[Data records]
◇ ◇ ◇ ◇
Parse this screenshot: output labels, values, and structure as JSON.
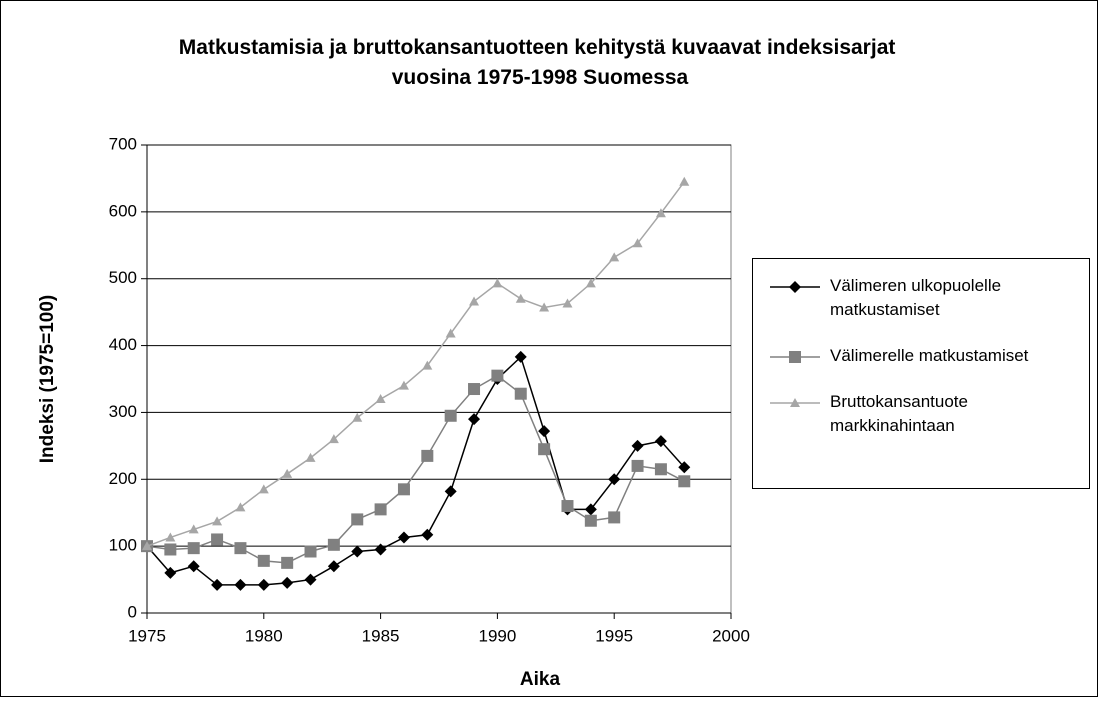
{
  "chart_data": {
    "type": "line",
    "title": "Matkustamisia ja bruttokansantuotteen kehitystä kuvaavat indeksisarjat vuosina 1975-1998 Suomessa",
    "x_label": "Aika",
    "y_label": "Indeksi (1975=100)",
    "x": [
      1975,
      1976,
      1977,
      1978,
      1979,
      1980,
      1981,
      1982,
      1983,
      1984,
      1985,
      1986,
      1987,
      1988,
      1989,
      1990,
      1991,
      1992,
      1993,
      1994,
      1995,
      1996,
      1997,
      1998
    ],
    "series": [
      {
        "name": "Välimeren ulkopuolelle matkustamiset",
        "color": "#000000",
        "marker": "diamond",
        "values": [
          100,
          60,
          70,
          42,
          42,
          42,
          45,
          50,
          70,
          92,
          95,
          113,
          117,
          182,
          290,
          350,
          383,
          272,
          155,
          155,
          200,
          250,
          257,
          218
        ]
      },
      {
        "name": "Välimerelle matkustamiset",
        "color": "#808080",
        "marker": "square",
        "values": [
          100,
          95,
          97,
          110,
          97,
          78,
          75,
          92,
          102,
          140,
          155,
          185,
          235,
          295,
          335,
          355,
          328,
          245,
          160,
          138,
          143,
          220,
          215,
          197
        ]
      },
      {
        "name": "Bruttokansantuote markkinahintaan",
        "color": "#a6a6a6",
        "marker": "triangle",
        "values": [
          100,
          113,
          125,
          137,
          158,
          185,
          208,
          232,
          260,
          292,
          320,
          340,
          370,
          418,
          466,
          493,
          470,
          457,
          463,
          493,
          532,
          553,
          598,
          645
        ]
      }
    ],
    "xlim": [
      1975,
      2000
    ],
    "xticks": [
      1975,
      1980,
      1985,
      1990,
      1995,
      2000
    ],
    "ylim": [
      0,
      700
    ],
    "yticks": [
      0,
      100,
      200,
      300,
      400,
      500,
      600,
      700
    ],
    "grid": true,
    "legend": "right"
  }
}
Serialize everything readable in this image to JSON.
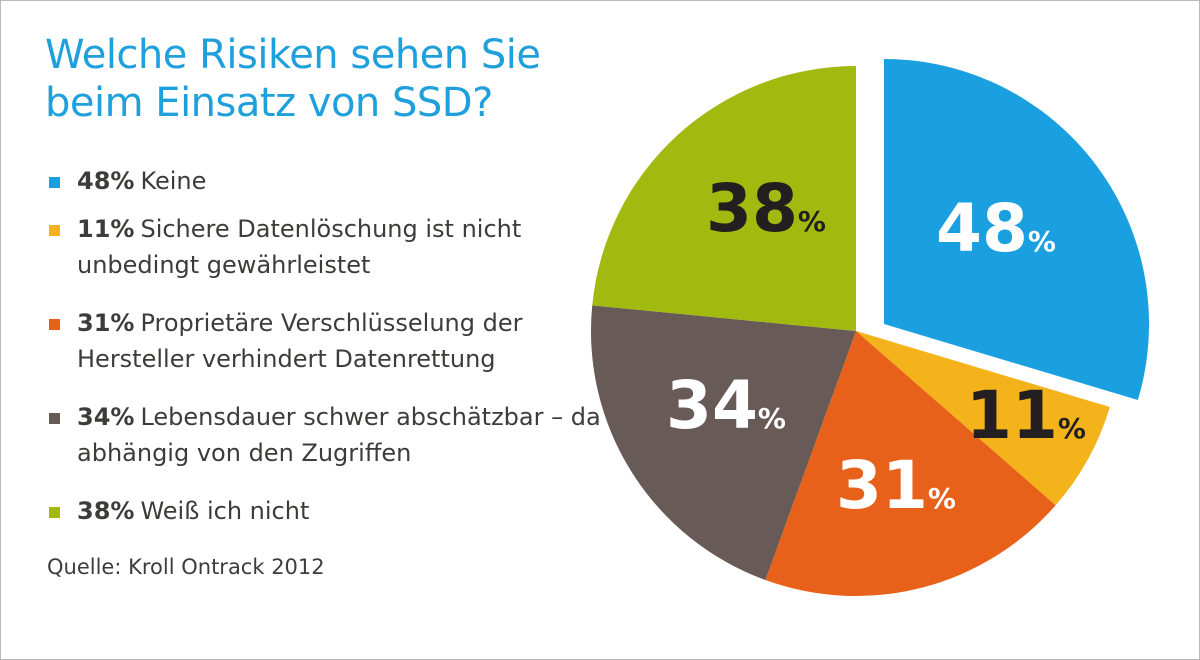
{
  "title": {
    "line1": "Welche Risiken sehen Sie",
    "line2": "beim Einsatz von SSD?"
  },
  "colors": {
    "title": "#1fa0dd",
    "text": "#3c3c3b",
    "frame": "#b9b9b9"
  },
  "legend": [
    {
      "pct": "48%",
      "text": "Keine",
      "color": "#1aa0e0"
    },
    {
      "pct": "11%",
      "text": "Sichere Datenlöschung ist nicht unbedingt gewährleistet",
      "color": "#f5b31b"
    },
    {
      "pct": "31%",
      "text": "Proprietäre Verschlüsselung der Hersteller verhindert Datenrettung",
      "color": "#e8611a"
    },
    {
      "pct": "34%",
      "text": "Lebensdauer schwer abschätzbar – da abhängig von den Zugriffen",
      "color": "#675a57"
    },
    {
      "pct": "38%",
      "text": "Weiß ich nicht",
      "color": "#a2b90f"
    }
  ],
  "source": "Quelle: Kroll Ontrack 2012",
  "chart_data": {
    "type": "pie",
    "title": "Welche Risiken sehen Sie beim Einsatz von SSD?",
    "slices": [
      {
        "label": "Keine",
        "value": 48,
        "display": "48",
        "unit": "%",
        "color": "#1aa0e0",
        "label_color": "#ffffff",
        "exploded": true
      },
      {
        "label": "Sichere Datenlöschung ist nicht unbedingt gewährleistet",
        "value": 11,
        "display": "11",
        "unit": "%",
        "color": "#f5b31b",
        "label_color": "#231f20",
        "exploded": false
      },
      {
        "label": "Proprietäre Verschlüsselung der Hersteller verhindert Datenrettung",
        "value": 31,
        "display": "31",
        "unit": "%",
        "color": "#e8611a",
        "label_color": "#ffffff",
        "exploded": false
      },
      {
        "label": "Lebensdauer schwer abschätzbar – da abhängig von den Zugriffen",
        "value": 34,
        "display": "34",
        "unit": "%",
        "color": "#675a57",
        "label_color": "#ffffff",
        "exploded": false
      },
      {
        "label": "Weiß ich nicht",
        "value": 38,
        "display": "38",
        "unit": "%",
        "color": "#a2b90f",
        "label_color": "#231f20",
        "exploded": false
      }
    ]
  }
}
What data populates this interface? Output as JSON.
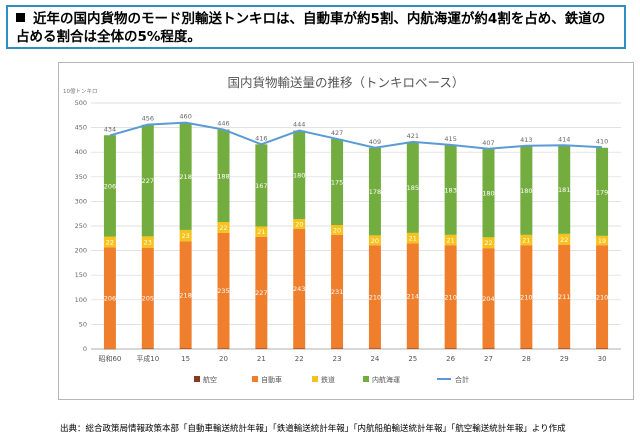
{
  "headline": {
    "text": "近年の国内貨物のモード別輸送トンキロは、自動車が約5割、内航海運が約4割を占め、鉄道の占める割合は全体の5%程度。"
  },
  "source": "出典：総合政策局情報政策本部「自動車輸送統計年報」「鉄道輸送統計年報」「内航船舶輸送統計年報」「航空輸送統計年報」より作成",
  "chart_data": {
    "type": "bar",
    "stacked": true,
    "title": "国内貨物輸送量の推移（トンキロベース）",
    "ylabel": "10億トンキロ",
    "ylim": [
      0,
      500
    ],
    "yticks": [
      0,
      50,
      100,
      150,
      200,
      250,
      300,
      350,
      400,
      450,
      500
    ],
    "grid": true,
    "legend_position": "bottom",
    "categories": [
      "昭和60",
      "平成10",
      "15",
      "20",
      "21",
      "22",
      "23",
      "24",
      "25",
      "26",
      "27",
      "28",
      "29",
      "30"
    ],
    "series": [
      {
        "name": "航空",
        "color": "#8b3a1e",
        "values": [
          0.5,
          0.9,
          1.0,
          1.1,
          1.0,
          1.0,
          1.0,
          1.0,
          1.0,
          1.0,
          1.0,
          1.0,
          1.0,
          1.0
        ],
        "show_labels": false
      },
      {
        "name": "自動車",
        "color": "#f07f2d",
        "values": [
          206,
          205,
          218,
          235,
          227,
          243,
          231,
          210,
          214,
          210,
          204,
          210,
          211,
          210
        ],
        "show_labels": true
      },
      {
        "name": "鉄道",
        "color": "#f6c21b",
        "values": [
          22,
          23,
          23,
          22,
          21,
          20,
          20,
          20,
          21,
          21,
          22,
          21,
          22,
          19
        ],
        "show_labels": true
      },
      {
        "name": "内航海運",
        "color": "#74ad3f",
        "values": [
          206,
          227,
          218,
          188,
          167,
          180,
          175,
          178,
          185,
          183,
          180,
          180,
          181,
          179
        ],
        "show_labels": true
      }
    ],
    "total": {
      "name": "合計",
      "color": "#5b9bd5",
      "values": [
        434,
        456,
        460,
        446,
        416,
        444,
        427,
        409,
        421,
        415,
        407,
        413,
        414,
        410
      ]
    }
  }
}
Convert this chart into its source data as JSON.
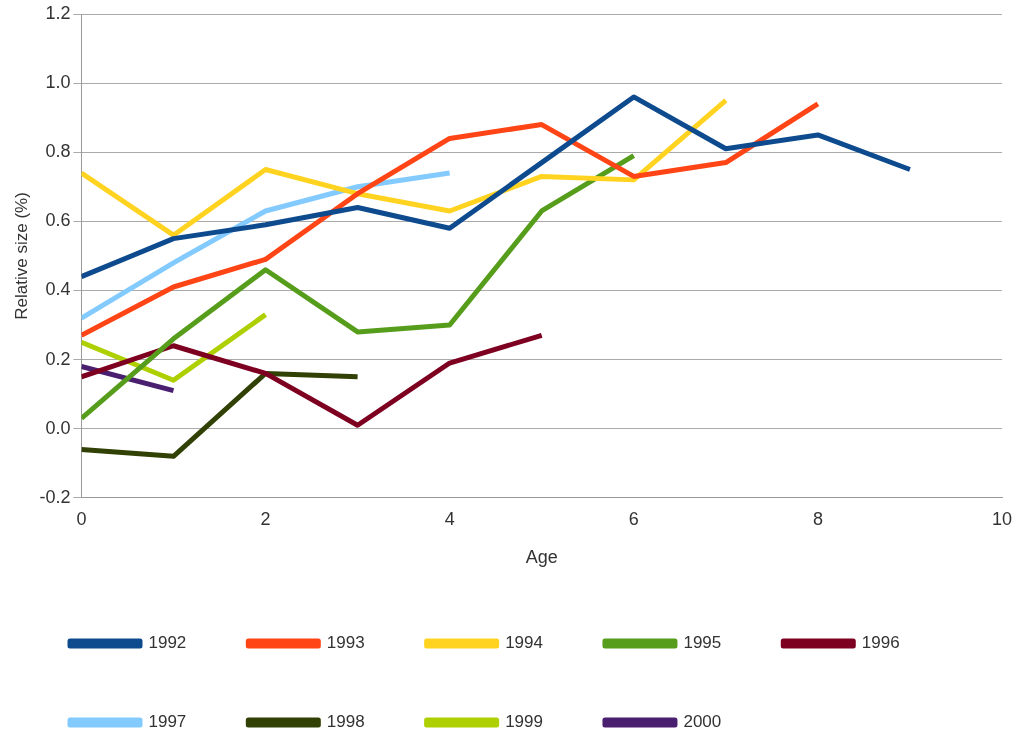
{
  "chart_data": {
    "type": "line",
    "xlabel": "Age",
    "ylabel": "Relative size (%)",
    "xlim": [
      0,
      10
    ],
    "xticks": [
      0,
      2,
      4,
      6,
      8,
      10
    ],
    "ylim": [
      -0.2,
      1.2
    ],
    "yticks": [
      {
        "value": -0.2,
        "label": "-0.2"
      },
      {
        "value": 0,
        "label": "0.0"
      },
      {
        "value": 0.2,
        "label": "0.2"
      },
      {
        "value": 0.4,
        "label": "0.4"
      },
      {
        "value": 0.6,
        "label": "0.6"
      },
      {
        "value": 0.8,
        "label": "0.8"
      },
      {
        "value": 1,
        "label": "1.0"
      },
      {
        "value": 1.2,
        "label": "1.2"
      }
    ],
    "grid": "y",
    "legend": "bottom",
    "line_style": "solid",
    "series": [
      {
        "name": "1992",
        "color": "#0e4a8e",
        "x": [
          0,
          1,
          2,
          3,
          4,
          5,
          6,
          7,
          8,
          9
        ],
        "values": [
          0.44,
          0.55,
          0.59,
          0.64,
          0.58,
          0.77,
          0.96,
          0.81,
          0.85,
          0.75
        ]
      },
      {
        "name": "1993",
        "color": "#ff4515",
        "x": [
          0,
          1,
          2,
          3,
          4,
          5,
          6,
          7,
          8
        ],
        "values": [
          0.27,
          0.41,
          0.49,
          0.68,
          0.84,
          0.88,
          0.73,
          0.77,
          0.94
        ]
      },
      {
        "name": "1994",
        "color": "#ffd320",
        "x": [
          0,
          1,
          2,
          3,
          4,
          5,
          6,
          7
        ],
        "values": [
          0.74,
          0.56,
          0.75,
          0.68,
          0.63,
          0.73,
          0.72,
          0.95
        ]
      },
      {
        "name": "1995",
        "color": "#579d1c",
        "x": [
          0,
          1,
          2,
          3,
          4,
          5,
          6
        ],
        "values": [
          0.03,
          0.26,
          0.46,
          0.28,
          0.3,
          0.63,
          0.79
        ]
      },
      {
        "name": "1996",
        "color": "#7e0021",
        "x": [
          0,
          1,
          2,
          3,
          4,
          5
        ],
        "values": [
          0.15,
          0.24,
          0.16,
          0.01,
          0.19,
          0.27
        ]
      },
      {
        "name": "1997",
        "color": "#83caff",
        "x": [
          0,
          1,
          2,
          3,
          4
        ],
        "values": [
          0.32,
          0.48,
          0.63,
          0.7,
          0.74
        ]
      },
      {
        "name": "1998",
        "color": "#314004",
        "x": [
          0,
          1,
          2,
          3
        ],
        "values": [
          -0.06,
          -0.08,
          0.16,
          0.15
        ]
      },
      {
        "name": "1999",
        "color": "#aecf00",
        "x": [
          0,
          1,
          2
        ],
        "values": [
          0.25,
          0.14,
          0.33
        ]
      },
      {
        "name": "2000",
        "color": "#4b1f6f",
        "x": [
          0,
          1
        ],
        "values": [
          0.18,
          0.11
        ]
      }
    ]
  }
}
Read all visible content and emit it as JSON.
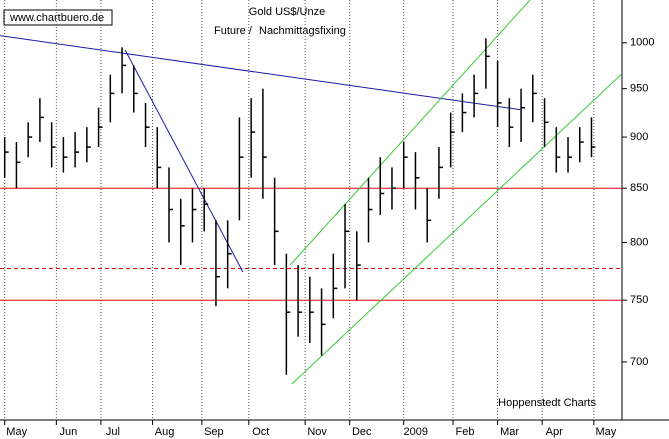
◇ ◇ ◇ ◇
> **PROBLEM TO SOLVE**:
Determine the number of lines in the records that include the string "Einsatz", and respond with that number only.

> **OUTPUT FOR THIS TASK**:
2